### [Data for this task]

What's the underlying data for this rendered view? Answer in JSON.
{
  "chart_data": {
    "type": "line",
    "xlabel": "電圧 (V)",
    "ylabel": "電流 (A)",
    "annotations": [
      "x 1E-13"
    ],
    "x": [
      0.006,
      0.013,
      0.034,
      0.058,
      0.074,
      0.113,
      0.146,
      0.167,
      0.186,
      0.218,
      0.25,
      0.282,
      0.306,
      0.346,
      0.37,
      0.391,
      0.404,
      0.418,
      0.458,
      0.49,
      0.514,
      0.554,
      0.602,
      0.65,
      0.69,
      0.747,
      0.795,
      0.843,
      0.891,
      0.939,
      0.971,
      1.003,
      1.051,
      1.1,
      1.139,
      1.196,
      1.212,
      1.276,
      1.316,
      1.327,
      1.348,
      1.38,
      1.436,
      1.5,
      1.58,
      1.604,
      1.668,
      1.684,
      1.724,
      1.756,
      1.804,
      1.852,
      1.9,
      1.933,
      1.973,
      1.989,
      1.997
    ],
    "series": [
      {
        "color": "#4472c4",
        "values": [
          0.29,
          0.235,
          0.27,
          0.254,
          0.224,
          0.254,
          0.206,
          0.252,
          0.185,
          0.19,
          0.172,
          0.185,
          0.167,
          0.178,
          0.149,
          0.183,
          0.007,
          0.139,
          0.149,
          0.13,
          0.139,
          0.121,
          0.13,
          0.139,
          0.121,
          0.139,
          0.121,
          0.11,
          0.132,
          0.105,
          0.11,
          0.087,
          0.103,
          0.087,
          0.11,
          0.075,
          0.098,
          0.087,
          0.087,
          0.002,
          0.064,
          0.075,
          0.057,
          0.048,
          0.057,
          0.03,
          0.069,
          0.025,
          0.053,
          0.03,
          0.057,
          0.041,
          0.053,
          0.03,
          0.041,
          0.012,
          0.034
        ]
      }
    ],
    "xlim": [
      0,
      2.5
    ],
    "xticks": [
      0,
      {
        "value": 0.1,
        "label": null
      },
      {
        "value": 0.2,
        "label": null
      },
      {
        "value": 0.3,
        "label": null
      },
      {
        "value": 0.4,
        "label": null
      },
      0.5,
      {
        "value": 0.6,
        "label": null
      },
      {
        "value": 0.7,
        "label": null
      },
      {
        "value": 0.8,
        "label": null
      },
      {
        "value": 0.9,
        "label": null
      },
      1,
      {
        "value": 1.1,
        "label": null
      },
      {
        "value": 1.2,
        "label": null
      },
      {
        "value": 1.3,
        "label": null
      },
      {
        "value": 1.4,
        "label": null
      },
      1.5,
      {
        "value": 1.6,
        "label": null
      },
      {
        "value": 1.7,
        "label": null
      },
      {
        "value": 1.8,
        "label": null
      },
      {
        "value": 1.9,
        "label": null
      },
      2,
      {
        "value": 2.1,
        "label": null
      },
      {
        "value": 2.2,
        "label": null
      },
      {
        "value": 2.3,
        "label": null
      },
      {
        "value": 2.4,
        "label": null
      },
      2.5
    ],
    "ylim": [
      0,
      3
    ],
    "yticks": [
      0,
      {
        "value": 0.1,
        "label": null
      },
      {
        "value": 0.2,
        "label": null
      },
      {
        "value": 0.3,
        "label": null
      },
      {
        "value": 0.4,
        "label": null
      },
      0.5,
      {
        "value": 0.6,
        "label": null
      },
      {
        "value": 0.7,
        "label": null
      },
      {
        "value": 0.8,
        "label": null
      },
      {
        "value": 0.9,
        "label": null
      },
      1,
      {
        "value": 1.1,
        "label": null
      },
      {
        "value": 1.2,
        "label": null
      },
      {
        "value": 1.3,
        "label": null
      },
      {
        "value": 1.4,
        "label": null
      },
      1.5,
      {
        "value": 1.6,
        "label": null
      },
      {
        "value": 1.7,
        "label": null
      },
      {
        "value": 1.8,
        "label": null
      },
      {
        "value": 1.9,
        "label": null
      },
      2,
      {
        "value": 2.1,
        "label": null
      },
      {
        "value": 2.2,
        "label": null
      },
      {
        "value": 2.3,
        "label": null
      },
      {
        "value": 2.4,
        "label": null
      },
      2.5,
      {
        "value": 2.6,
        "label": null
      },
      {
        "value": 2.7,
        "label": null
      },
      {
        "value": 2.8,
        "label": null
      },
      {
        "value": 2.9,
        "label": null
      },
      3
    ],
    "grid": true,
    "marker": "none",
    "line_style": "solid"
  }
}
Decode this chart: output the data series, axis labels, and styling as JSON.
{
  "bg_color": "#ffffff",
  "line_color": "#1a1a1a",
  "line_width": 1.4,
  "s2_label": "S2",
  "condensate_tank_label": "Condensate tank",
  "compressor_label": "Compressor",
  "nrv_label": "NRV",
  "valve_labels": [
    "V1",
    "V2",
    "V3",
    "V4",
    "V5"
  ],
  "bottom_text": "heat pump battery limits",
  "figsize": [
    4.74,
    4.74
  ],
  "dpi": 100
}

### [Problem description]
Reproduce the lines from the one containing "Decode this chart: output" to the end of the entries, keeping both ends and adding nothing.

### [Exercise output]
Decode this chart: output the data series, axis labels, and styling as JSON.
{
  "bg_color": "#ffffff",
  "line_color": "#1a1a1a",
  "line_width": 1.4,
  "s2_label": "S2",
  "condensate_tank_label": "Condensate tank",
  "compressor_label": "Compressor",
  "nrv_label": "NRV",
  "valve_labels": [
    "V1",
    "V2",
    "V3",
    "V4",
    "V5"
  ],
  "bottom_text": "heat pump battery limits",
  "figsize": [
    4.74,
    4.74
  ],
  "dpi": 100
}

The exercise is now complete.